Records for processing ▸
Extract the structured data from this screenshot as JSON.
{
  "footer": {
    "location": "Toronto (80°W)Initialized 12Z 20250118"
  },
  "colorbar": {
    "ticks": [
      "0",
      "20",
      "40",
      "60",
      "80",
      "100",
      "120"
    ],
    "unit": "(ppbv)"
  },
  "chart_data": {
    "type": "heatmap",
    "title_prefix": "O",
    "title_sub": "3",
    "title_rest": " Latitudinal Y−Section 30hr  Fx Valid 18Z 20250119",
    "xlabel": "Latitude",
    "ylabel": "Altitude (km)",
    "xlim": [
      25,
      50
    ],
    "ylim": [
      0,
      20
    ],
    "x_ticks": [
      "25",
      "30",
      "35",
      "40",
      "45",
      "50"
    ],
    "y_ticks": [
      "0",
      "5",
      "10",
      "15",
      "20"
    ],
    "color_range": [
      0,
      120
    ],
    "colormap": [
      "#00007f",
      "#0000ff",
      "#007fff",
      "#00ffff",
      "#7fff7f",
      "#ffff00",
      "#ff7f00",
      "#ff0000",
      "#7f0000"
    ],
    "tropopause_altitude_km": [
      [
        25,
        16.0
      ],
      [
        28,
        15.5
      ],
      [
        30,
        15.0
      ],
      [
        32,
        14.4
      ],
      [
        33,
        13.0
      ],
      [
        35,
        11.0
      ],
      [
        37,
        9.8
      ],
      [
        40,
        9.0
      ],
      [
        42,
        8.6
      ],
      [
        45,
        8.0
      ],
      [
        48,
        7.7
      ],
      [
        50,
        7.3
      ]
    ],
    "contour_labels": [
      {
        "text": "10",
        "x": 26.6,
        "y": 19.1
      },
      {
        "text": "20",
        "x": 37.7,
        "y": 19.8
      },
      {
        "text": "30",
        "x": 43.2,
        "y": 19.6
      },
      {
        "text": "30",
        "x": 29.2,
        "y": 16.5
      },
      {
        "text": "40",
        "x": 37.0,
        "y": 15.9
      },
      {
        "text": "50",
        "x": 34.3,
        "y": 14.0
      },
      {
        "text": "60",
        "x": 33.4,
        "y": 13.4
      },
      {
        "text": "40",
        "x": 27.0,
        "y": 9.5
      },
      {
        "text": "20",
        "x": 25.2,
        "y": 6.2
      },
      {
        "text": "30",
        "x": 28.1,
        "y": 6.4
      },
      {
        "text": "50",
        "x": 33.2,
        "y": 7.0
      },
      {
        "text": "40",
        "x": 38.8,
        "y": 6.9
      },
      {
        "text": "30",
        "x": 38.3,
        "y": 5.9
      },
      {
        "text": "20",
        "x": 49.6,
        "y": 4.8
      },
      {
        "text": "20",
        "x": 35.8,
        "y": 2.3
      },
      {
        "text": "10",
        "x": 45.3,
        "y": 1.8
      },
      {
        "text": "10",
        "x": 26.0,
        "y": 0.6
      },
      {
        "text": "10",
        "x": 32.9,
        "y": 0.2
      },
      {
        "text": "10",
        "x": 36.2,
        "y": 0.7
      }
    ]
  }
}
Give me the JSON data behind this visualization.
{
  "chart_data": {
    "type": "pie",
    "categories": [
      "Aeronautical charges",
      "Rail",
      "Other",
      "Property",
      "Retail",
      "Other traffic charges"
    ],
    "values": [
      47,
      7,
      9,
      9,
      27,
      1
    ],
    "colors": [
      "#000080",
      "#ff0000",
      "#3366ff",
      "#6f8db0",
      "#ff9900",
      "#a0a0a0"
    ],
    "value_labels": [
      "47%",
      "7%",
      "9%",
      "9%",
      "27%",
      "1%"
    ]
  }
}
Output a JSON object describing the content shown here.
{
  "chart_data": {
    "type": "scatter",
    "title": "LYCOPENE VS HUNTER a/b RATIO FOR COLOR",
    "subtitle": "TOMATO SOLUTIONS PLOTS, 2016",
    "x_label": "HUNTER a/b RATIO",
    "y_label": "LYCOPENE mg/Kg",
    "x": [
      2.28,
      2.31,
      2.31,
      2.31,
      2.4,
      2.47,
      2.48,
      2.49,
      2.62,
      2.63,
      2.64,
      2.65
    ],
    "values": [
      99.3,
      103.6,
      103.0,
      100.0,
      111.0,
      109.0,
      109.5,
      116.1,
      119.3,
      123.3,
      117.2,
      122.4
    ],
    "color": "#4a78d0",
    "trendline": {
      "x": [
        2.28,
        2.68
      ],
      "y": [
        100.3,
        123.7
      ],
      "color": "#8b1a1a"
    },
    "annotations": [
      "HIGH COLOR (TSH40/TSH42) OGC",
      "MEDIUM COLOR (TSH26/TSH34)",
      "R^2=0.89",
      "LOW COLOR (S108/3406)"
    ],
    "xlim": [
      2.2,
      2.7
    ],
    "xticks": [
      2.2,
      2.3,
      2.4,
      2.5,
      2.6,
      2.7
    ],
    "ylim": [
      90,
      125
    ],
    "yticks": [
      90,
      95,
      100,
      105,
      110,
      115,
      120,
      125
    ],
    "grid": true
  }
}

Task directions ▸ Retype the listing exactly, in full.

Solution for this exercise ▸
Extract the structured data from this screenshot as JSON.
{
  "footer": {
    "location": "Toronto (80°W)Initialized 12Z 20250118"
  },
  "colorbar": {
    "ticks": [
      "0",
      "20",
      "40",
      "60",
      "80",
      "100",
      "120"
    ],
    "unit": "(ppbv)"
  },
  "chart_data": {
    "type": "heatmap",
    "title_prefix": "O",
    "title_sub": "3",
    "title_rest": " Latitudinal Y−Section 30hr  Fx Valid 18Z 20250119",
    "xlabel": "Latitude",
    "ylabel": "Altitude (km)",
    "xlim": [
      25,
      50
    ],
    "ylim": [
      0,
      20
    ],
    "x_ticks": [
      "25",
      "30",
      "35",
      "40",
      "45",
      "50"
    ],
    "y_ticks": [
      "0",
      "5",
      "10",
      "15",
      "20"
    ],
    "color_range": [
      0,
      120
    ],
    "colormap": [
      "#00007f",
      "#0000ff",
      "#007fff",
      "#00ffff",
      "#7fff7f",
      "#ffff00",
      "#ff7f00",
      "#ff0000",
      "#7f0000"
    ],
    "tropopause_altitude_km": [
      [
        25,
        16.0
      ],
      [
        28,
        15.5
      ],
      [
        30,
        15.0
      ],
      [
        32,
        14.4
      ],
      [
        33,
        13.0
      ],
      [
        35,
        11.0
      ],
      [
        37,
        9.8
      ],
      [
        40,
        9.0
      ],
      [
        42,
        8.6
      ],
      [
        45,
        8.0
      ],
      [
        48,
        7.7
      ],
      [
        50,
        7.3
      ]
    ],
    "contour_labels": [
      {
        "text": "10",
        "x": 26.6,
        "y": 19.1
      },
      {
        "text": "20",
        "x": 37.7,
        "y": 19.8
      },
      {
        "text": "30",
        "x": 43.2,
        "y": 19.6
      },
      {
        "text": "30",
        "x": 29.2,
        "y": 16.5
      },
      {
        "text": "40",
        "x": 37.0,
        "y": 15.9
      },
      {
        "text": "50",
        "x": 34.3,
        "y": 14.0
      },
      {
        "text": "60",
        "x": 33.4,
        "y": 13.4
      },
      {
        "text": "40",
        "x": 27.0,
        "y": 9.5
      },
      {
        "text": "20",
        "x": 25.2,
        "y": 6.2
      },
      {
        "text": "30",
        "x": 28.1,
        "y": 6.4
      },
      {
        "text": "50",
        "x": 33.2,
        "y": 7.0
      },
      {
        "text": "40",
        "x": 38.8,
        "y": 6.9
      },
      {
        "text": "30",
        "x": 38.3,
        "y": 5.9
      },
      {
        "text": "20",
        "x": 49.6,
        "y": 4.8
      },
      {
        "text": "20",
        "x": 35.8,
        "y": 2.3
      },
      {
        "text": "10",
        "x": 45.3,
        "y": 1.8
      },
      {
        "text": "10",
        "x": 26.0,
        "y": 0.6
      },
      {
        "text": "10",
        "x": 32.9,
        "y": 0.2
      },
      {
        "text": "10",
        "x": 36.2,
        "y": 0.7
      }
    ]
  }
}
Give me the JSON data behind this visualization.
{
  "chart_data": {
    "type": "pie",
    "categories": [
      "Aeronautical charges",
      "Rail",
      "Other",
      "Property",
      "Retail",
      "Other traffic charges"
    ],
    "values": [
      47,
      7,
      9,
      9,
      27,
      1
    ],
    "colors": [
      "#000080",
      "#ff0000",
      "#3366ff",
      "#6f8db0",
      "#ff9900",
      "#a0a0a0"
    ],
    "value_labels": [
      "47%",
      "7%",
      "9%",
      "9%",
      "27%",
      "1%"
    ]
  }
}
Output a JSON object describing the content shown here.
{
  "chart_data": {
    "type": "scatter",
    "title": "LYCOPENE VS HUNTER a/b RATIO FOR COLOR",
    "subtitle": "TOMATO SOLUTIONS PLOTS, 2016",
    "x_label": "HUNTER a/b RATIO",
    "y_label": "LYCOPENE mg/Kg",
    "x": [
      2.28,
      2.31,
      2.31,
      2.31,
      2.4,
      2.47,
      2.48,
      2.49,
      2.62,
      2.63,
      2.64,
      2.65
    ],
    "values": [
      99.3,
      103.6,
      103.0,
      100.0,
      111.0,
      109.0,
      109.5,
      116.1,
      119.3,
      123.3,
      117.2,
      122.4
    ],
    "color": "#4a78d0",
    "trendline": {
      "x": [
        2.28,
        2.68
      ],
      "y": [
        100.3,
        123.7
      ],
      "color": "#8b1a1a"
    },
    "annotations": [
      "HIGH COLOR (TSH40/TSH42) OGC",
      "MEDIUM COLOR (TSH26/TSH34)",
      "R^2=0.89",
      "LOW COLOR (S108/3406)"
    ],
    "xlim": [
      2.2,
      2.7
    ],
    "xticks": [
      2.2,
      2.3,
      2.4,
      2.5,
      2.6,
      2.7
    ],
    "ylim": [
      90,
      125
    ],
    "yticks": [
      90,
      95,
      100,
      105,
      110,
      115,
      120,
      125
    ],
    "grid": true
  }
}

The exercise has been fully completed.